━━━ Exercise materials ━━━

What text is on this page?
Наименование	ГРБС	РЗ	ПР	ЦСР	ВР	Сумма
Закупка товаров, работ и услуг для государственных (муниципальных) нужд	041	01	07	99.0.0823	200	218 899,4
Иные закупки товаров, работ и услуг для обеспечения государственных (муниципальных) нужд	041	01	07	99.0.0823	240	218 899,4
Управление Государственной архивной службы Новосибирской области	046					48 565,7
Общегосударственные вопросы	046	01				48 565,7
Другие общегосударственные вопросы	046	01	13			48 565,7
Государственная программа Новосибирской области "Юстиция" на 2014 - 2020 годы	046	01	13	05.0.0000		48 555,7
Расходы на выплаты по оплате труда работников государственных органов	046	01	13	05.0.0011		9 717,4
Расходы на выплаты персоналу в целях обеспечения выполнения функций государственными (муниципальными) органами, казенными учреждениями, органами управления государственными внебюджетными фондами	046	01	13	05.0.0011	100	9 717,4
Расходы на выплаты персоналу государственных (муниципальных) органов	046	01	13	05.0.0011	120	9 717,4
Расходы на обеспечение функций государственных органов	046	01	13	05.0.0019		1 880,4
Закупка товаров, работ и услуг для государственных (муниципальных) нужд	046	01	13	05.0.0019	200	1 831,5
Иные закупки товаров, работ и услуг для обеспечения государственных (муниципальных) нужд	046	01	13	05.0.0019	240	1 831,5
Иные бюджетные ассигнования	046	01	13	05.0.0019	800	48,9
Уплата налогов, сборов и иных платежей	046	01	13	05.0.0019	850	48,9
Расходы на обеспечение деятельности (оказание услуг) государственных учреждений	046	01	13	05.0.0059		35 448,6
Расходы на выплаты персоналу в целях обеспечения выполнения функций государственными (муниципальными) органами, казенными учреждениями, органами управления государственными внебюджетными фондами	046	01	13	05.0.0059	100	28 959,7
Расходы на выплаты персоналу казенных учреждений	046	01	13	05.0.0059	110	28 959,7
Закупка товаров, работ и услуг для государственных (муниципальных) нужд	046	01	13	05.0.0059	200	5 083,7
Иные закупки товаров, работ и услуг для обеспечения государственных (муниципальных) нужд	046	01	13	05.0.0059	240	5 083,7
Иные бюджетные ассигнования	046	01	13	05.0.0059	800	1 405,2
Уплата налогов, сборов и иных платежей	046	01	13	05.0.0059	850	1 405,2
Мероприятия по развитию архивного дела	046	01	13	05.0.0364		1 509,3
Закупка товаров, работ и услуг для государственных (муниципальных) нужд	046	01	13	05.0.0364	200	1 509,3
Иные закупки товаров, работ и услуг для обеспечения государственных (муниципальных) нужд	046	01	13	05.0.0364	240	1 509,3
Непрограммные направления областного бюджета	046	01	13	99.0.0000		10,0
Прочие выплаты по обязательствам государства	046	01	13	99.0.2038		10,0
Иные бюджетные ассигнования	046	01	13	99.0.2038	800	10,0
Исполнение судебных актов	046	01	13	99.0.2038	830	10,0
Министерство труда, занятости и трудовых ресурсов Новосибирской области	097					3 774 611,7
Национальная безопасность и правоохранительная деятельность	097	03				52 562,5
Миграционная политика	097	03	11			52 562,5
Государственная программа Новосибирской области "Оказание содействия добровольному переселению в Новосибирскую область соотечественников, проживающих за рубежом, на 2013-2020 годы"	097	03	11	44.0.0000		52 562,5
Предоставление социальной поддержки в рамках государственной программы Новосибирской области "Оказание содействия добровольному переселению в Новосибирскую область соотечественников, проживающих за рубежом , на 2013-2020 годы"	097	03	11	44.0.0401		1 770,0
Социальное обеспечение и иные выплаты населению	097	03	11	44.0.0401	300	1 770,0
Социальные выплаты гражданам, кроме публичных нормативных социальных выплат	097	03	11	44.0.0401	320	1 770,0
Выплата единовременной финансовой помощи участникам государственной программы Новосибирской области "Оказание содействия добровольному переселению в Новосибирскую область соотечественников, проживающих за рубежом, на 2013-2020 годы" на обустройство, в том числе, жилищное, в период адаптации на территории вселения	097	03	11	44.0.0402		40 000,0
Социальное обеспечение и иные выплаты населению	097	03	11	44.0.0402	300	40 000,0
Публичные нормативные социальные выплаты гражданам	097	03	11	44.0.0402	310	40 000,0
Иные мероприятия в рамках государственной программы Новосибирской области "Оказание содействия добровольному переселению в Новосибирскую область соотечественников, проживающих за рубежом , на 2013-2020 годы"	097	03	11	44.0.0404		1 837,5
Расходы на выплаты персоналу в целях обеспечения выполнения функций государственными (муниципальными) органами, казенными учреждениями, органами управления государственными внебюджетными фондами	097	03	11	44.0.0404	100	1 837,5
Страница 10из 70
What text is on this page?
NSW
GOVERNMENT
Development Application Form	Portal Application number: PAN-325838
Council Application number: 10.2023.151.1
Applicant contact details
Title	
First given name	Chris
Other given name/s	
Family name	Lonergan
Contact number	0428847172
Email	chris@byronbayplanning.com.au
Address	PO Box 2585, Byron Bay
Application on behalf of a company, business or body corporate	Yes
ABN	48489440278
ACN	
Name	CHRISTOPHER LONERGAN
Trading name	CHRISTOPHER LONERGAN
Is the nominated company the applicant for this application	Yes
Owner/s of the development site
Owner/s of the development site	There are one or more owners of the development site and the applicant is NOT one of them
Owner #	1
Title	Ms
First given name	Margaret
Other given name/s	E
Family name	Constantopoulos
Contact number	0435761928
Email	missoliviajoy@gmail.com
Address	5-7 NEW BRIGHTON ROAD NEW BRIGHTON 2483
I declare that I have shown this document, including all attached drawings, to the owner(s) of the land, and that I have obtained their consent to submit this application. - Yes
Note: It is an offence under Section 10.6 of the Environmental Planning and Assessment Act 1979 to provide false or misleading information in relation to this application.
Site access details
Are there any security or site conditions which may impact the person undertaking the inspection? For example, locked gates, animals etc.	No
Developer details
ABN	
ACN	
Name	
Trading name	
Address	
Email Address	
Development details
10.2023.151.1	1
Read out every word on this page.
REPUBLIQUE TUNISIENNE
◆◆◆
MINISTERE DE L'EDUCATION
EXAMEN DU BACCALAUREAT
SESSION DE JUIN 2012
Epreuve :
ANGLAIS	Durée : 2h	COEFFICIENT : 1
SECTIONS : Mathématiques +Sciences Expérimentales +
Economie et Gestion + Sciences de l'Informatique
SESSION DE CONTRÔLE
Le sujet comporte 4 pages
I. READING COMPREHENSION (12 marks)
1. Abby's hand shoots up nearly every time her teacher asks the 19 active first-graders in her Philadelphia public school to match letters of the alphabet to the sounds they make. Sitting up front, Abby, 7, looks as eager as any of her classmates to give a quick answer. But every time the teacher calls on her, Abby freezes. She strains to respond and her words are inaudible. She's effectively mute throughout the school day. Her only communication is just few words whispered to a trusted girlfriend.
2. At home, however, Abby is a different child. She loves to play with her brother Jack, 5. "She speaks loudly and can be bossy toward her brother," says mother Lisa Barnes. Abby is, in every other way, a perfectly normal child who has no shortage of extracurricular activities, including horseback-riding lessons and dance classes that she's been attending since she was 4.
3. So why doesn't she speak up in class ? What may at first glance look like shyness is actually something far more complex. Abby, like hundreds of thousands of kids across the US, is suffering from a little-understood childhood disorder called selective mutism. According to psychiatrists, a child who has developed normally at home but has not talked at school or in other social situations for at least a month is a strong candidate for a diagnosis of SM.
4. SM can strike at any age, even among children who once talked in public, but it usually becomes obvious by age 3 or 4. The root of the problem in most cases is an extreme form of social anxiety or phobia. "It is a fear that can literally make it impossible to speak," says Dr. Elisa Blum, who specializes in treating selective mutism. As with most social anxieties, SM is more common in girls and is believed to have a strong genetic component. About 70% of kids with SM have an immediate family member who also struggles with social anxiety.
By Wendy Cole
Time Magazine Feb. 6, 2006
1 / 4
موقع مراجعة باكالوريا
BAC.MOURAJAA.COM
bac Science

━━━

Directions for this task » Return every line of the preceding records in which the word "сборов" appears.

Exercise result »
Уплата налогов, сборов и иных платежей	046	01	13	05.0.0019	850	48,9
Уплата налогов, сборов и иных платежей	046	01	13	05.0.0059	850	1 405,2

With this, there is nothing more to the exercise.